> _Task input_
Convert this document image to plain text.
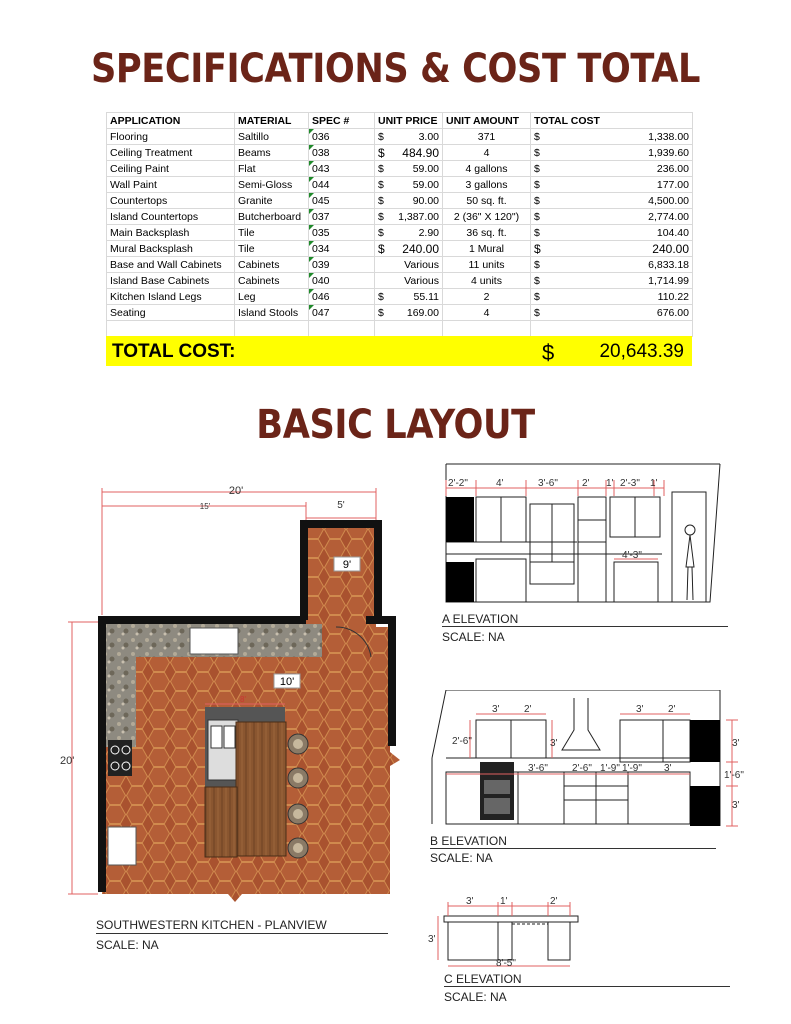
SPECIFICATIONS & COST TOTAL
APPLICATION	MATERIAL	SPEC #	UNIT PRICE	UNIT AMOUNT	TOTAL COST
Flooring	Saltillo	036	$ 3.00	371	$ 1,338.00

Ceiling Treatment	Beams	038	$ 484.90	4	$ 1,939.60

Ceiling Paint	Flat	043	$ 59.00	4 gallons	$ 236.00

Wall Paint	Semi-Gloss	044	$ 59.00	3 gallons	$ 177.00

Countertops	Granite	045	$ 90.00	50 sq. ft.	$ 4,500.00

Island Countertops	Butcherboard	037	$ 1,387.00	2 (36" X 120")	$ 2,774.00

Main Backsplash	Tile	035	$ 2.90	36 sq. ft.	$ 104.40

Mural Backsplash	Tile	034	$ 240.00	1 Mural	$ 240.00

Base and Wall Cabinets	Cabinets	039	Various	11 units	$ 6,833.18

Island Base Cabinets	Cabinets	040	Various	4 units	$ 1,714.99

Kitchen Island Legs	Leg	046	$ 55.11	2	$ 110.22

Seating	Island Stools	047	$ 169.00	4	$ 676.00

TOTAL COST:	$ 20,643.39
BASIC LAYOUT
20'
15'	5'
20'
9'
10'
8'
SOUTHWESTERN KITCHEN - PLANVIEW
SCALE: NA
2'-2"	4'	3'-6" 2' 1' 2'-3" 1'
4'-3"
A ELEVATION
SCALE: NA
3' 2'	3' 2'
2'-6"	3'	3'
1'-6"
3'
3'-6" 2'-6" 1'-9" 1'-9" 3'
B ELEVATION
SCALE: NA
3'	1'	2'
3'
8'-5"
C ELEVATION
SCALE: NA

> _Requirement_
Transcribe all the records above word for word, without their images.

> _Written solution_
Convert this document image to plain text.
SPECIFICATIONS & COST TOTAL
APPLICATION	MATERIAL	SPEC #	UNIT PRICE	UNIT AMOUNT	TOTAL COST
Flooring	Saltillo	036	$ 3.00	371	$ 1,338.00

Ceiling Treatment	Beams	038	$ 484.90	4	$ 1,939.60

Ceiling Paint	Flat	043	$ 59.00	4 gallons	$ 236.00

Wall Paint	Semi-Gloss	044	$ 59.00	3 gallons	$ 177.00

Countertops	Granite	045	$ 90.00	50 sq. ft.	$ 4,500.00

Island Countertops	Butcherboard	037	$ 1,387.00	2 (36" X 120")	$ 2,774.00

Main Backsplash	Tile	035	$ 2.90	36 sq. ft.	$ 104.40

Mural Backsplash	Tile	034	$ 240.00	1 Mural	$ 240.00

Base and Wall Cabinets	Cabinets	039	Various	11 units	$ 6,833.18

Island Base Cabinets	Cabinets	040	Various	4 units	$ 1,714.99

Kitchen Island Legs	Leg	046	$ 55.11	2	$ 110.22

Seating	Island Stools	047	$ 169.00	4	$ 676.00

TOTAL COST:	$ 20,643.39
BASIC LAYOUT
20'
15'	5'
20'
9'
10'
8'
SOUTHWESTERN KITCHEN - PLANVIEW
SCALE: NA
2'-2"	4'	3'-6" 2' 1' 2'-3" 1'
4'-3"
A ELEVATION
SCALE: NA
3' 2'	3' 2'
2'-6"	3'	3'
1'-6"
3'
3'-6" 2'-6" 1'-9" 1'-9" 3'
B ELEVATION
SCALE: NA
3'	1'	2'
3'
8'-5"
C ELEVATION
SCALE: NA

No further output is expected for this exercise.